» **Task objective**
Pull every line that holds the word "this" from the entries.

+++++

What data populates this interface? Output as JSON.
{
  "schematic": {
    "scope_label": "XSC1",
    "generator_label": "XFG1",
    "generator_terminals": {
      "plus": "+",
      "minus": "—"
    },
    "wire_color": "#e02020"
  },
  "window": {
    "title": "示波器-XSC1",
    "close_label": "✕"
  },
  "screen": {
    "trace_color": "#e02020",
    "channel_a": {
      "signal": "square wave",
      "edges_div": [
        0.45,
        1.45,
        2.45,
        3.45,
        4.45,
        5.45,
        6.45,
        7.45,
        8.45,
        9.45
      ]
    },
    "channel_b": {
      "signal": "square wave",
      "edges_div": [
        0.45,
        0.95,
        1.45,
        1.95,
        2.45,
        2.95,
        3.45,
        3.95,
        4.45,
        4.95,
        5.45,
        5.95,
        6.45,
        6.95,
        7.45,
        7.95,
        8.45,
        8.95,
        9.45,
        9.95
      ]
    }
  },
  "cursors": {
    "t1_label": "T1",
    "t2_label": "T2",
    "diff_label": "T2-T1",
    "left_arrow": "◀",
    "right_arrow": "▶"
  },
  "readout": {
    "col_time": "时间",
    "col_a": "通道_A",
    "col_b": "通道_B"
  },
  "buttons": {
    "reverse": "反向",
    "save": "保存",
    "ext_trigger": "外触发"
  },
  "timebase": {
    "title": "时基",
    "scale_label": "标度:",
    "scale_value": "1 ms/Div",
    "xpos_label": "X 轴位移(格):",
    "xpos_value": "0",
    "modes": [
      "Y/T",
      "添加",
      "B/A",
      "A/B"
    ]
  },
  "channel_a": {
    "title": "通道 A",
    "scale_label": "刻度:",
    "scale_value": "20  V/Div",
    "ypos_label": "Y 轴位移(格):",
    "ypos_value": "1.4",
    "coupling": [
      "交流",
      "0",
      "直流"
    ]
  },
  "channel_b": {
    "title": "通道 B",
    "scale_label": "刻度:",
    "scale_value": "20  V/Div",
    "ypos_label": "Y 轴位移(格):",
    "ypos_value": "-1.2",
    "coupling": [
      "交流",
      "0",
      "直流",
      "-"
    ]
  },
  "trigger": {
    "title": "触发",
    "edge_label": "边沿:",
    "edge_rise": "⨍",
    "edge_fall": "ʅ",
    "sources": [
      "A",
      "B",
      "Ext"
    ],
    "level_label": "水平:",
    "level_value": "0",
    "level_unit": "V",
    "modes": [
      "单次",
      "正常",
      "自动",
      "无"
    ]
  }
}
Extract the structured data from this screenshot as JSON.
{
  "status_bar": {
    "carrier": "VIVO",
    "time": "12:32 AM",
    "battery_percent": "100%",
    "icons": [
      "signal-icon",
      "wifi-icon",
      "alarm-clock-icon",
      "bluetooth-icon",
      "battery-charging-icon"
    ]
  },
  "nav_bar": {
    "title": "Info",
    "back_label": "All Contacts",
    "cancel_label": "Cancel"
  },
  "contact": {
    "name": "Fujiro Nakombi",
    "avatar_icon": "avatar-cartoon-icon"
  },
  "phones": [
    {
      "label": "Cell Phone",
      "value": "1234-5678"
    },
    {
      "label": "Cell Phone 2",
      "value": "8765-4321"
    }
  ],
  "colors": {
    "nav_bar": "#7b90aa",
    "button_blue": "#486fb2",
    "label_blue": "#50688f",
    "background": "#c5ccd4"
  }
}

+++++

» **Written reply**
What data populates this interface? Output as JSON.
Extract the structured data from this screenshot as JSON.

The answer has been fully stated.